→ **Written problem**
Single out each line with the word "electrode" and copy it.

→ **Rows**

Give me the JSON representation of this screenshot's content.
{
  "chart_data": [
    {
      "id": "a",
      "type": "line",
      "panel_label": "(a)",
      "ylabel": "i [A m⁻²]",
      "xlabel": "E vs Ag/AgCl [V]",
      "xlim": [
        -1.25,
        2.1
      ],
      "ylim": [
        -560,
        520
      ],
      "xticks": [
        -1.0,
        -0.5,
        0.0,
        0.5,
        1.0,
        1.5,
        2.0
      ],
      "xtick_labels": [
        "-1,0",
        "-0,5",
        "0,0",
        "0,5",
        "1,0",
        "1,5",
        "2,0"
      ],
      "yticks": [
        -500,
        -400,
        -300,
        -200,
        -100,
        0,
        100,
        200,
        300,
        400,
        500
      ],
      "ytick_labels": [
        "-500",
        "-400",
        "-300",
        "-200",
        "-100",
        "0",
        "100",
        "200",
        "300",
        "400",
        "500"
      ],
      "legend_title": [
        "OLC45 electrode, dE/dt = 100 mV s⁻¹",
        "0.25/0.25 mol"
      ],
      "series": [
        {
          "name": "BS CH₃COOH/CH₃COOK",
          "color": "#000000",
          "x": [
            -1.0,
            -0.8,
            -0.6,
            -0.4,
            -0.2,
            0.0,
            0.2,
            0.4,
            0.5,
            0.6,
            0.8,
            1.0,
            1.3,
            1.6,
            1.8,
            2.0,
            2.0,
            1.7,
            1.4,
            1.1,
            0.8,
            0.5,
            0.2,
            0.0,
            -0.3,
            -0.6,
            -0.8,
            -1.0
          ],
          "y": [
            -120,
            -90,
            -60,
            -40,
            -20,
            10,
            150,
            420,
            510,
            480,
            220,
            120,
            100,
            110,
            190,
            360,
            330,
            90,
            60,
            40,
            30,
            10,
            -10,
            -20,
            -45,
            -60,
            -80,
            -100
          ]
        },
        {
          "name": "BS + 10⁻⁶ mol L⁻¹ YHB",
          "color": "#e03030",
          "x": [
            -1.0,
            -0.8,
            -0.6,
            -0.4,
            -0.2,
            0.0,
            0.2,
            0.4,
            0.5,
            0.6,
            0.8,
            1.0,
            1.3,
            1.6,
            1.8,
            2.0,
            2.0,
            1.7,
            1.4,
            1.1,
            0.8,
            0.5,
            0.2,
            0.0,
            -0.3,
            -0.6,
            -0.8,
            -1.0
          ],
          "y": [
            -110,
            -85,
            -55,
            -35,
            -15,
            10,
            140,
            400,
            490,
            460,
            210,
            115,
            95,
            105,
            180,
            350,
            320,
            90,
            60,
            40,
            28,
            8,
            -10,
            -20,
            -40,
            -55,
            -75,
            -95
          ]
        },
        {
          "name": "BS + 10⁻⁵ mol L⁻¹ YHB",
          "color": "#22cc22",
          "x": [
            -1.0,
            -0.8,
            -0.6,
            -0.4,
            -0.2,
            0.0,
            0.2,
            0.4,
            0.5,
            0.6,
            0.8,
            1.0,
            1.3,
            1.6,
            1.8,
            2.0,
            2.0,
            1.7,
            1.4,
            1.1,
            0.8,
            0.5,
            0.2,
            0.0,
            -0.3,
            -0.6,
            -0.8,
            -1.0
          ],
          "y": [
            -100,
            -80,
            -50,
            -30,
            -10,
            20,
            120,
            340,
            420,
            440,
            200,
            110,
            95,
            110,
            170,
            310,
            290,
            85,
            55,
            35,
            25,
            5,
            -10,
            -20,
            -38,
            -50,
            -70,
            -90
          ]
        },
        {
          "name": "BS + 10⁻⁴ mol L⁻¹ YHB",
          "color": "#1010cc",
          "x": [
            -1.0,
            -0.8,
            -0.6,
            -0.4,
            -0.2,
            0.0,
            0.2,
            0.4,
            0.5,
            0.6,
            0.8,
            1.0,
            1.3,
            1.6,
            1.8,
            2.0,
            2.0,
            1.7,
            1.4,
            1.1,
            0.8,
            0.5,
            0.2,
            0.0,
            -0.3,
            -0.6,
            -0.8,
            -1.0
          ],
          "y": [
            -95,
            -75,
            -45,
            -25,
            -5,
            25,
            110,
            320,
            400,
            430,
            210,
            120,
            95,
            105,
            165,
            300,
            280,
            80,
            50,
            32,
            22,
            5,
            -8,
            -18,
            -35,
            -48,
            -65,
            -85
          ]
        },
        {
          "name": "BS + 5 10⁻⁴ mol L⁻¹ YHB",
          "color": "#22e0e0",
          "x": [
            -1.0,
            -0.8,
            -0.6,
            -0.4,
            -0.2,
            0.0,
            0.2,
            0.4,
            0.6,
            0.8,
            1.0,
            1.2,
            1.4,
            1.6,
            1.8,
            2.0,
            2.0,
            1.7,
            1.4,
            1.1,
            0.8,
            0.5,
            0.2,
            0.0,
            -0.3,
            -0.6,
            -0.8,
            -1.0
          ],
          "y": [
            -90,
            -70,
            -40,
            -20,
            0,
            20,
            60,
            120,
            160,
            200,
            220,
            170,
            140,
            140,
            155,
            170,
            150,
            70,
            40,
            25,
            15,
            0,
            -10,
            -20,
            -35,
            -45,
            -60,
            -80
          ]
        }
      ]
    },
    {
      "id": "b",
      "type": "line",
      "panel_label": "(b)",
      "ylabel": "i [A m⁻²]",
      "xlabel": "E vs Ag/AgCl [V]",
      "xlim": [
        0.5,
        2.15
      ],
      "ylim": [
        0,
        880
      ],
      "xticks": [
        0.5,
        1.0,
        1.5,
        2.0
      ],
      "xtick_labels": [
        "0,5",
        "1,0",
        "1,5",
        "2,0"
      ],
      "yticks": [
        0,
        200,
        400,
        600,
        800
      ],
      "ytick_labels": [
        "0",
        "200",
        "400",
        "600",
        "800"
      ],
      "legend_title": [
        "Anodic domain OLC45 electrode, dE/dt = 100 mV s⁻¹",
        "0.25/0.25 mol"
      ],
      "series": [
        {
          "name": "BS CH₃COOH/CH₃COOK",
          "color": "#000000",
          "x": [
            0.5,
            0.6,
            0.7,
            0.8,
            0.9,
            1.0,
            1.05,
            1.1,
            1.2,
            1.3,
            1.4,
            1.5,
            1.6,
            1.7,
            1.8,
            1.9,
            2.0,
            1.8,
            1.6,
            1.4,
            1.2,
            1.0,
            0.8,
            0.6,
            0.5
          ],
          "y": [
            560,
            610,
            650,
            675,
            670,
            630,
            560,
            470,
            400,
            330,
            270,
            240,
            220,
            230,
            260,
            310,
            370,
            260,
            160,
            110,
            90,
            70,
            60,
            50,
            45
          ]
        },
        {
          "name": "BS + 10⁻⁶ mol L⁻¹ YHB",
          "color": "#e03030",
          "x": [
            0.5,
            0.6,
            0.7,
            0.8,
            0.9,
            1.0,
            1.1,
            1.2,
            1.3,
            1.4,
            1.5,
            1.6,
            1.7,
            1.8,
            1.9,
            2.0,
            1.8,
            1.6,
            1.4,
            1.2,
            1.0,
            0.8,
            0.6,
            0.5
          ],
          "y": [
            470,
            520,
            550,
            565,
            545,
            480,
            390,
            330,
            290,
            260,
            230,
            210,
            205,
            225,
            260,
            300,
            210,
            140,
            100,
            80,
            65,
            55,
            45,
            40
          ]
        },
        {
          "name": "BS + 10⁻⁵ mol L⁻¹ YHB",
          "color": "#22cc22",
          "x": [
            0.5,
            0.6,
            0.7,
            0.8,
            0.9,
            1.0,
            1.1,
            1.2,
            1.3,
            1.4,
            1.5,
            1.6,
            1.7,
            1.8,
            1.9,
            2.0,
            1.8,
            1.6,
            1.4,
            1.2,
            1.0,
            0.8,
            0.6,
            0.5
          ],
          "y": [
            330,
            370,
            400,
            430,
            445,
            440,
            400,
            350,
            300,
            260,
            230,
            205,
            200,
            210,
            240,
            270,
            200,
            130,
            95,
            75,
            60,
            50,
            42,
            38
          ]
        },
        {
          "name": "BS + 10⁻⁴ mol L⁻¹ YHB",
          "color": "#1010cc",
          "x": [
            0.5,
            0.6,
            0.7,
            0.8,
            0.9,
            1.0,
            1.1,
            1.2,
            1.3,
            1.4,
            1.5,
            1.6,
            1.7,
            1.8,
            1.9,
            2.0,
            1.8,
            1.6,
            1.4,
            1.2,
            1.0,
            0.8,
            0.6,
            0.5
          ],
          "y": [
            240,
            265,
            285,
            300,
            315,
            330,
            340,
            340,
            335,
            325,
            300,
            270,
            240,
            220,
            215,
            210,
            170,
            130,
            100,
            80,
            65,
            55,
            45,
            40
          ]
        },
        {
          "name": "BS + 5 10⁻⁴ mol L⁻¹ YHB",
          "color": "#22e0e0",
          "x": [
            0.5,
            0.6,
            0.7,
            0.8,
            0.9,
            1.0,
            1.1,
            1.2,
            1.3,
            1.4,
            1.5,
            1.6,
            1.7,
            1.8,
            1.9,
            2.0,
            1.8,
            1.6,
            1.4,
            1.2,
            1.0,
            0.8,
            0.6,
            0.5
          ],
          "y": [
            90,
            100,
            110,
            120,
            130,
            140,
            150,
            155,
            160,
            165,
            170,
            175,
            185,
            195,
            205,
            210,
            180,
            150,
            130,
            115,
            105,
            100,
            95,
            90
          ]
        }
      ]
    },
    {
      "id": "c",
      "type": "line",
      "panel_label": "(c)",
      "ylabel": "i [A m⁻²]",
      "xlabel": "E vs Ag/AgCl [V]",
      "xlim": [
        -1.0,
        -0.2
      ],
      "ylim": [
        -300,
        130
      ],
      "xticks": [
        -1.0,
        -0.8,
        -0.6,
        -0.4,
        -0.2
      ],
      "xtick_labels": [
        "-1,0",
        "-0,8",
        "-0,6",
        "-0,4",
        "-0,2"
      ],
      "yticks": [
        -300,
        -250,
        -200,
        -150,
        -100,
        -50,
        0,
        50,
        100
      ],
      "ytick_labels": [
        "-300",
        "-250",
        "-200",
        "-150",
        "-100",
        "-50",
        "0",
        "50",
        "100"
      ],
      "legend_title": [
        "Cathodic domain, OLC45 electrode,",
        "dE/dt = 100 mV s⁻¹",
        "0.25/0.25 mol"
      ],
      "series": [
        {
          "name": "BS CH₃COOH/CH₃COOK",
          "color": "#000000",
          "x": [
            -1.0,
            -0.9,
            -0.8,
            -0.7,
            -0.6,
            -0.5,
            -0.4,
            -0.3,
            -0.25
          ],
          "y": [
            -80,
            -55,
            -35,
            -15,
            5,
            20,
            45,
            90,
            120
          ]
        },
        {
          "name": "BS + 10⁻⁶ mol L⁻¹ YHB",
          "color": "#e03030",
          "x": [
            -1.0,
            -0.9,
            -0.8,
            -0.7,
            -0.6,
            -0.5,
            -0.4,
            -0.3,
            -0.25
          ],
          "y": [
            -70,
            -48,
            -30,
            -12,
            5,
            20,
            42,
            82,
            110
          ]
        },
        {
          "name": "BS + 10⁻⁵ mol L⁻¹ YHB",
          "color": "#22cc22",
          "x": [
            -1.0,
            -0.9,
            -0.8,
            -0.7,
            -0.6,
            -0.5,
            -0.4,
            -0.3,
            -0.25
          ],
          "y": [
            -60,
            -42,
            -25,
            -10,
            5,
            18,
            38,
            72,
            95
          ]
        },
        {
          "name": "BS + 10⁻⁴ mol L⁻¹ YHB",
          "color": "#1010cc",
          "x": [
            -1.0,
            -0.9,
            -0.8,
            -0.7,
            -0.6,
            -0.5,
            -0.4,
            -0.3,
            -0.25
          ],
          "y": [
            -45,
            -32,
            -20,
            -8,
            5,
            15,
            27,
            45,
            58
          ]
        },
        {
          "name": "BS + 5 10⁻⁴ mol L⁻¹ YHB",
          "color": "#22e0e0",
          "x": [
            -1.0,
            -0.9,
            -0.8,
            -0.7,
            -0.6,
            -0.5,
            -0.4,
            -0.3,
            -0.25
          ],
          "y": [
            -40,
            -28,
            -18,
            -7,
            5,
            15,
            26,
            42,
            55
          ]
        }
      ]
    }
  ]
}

→ **Written answer**
        "OLC45 electrode, dE/dt = 100 mV s⁻¹",
        "Anodic domain OLC45 electrode, dE/dt = 100 mV s⁻¹",
        "Cathodic domain, OLC45 electrode,",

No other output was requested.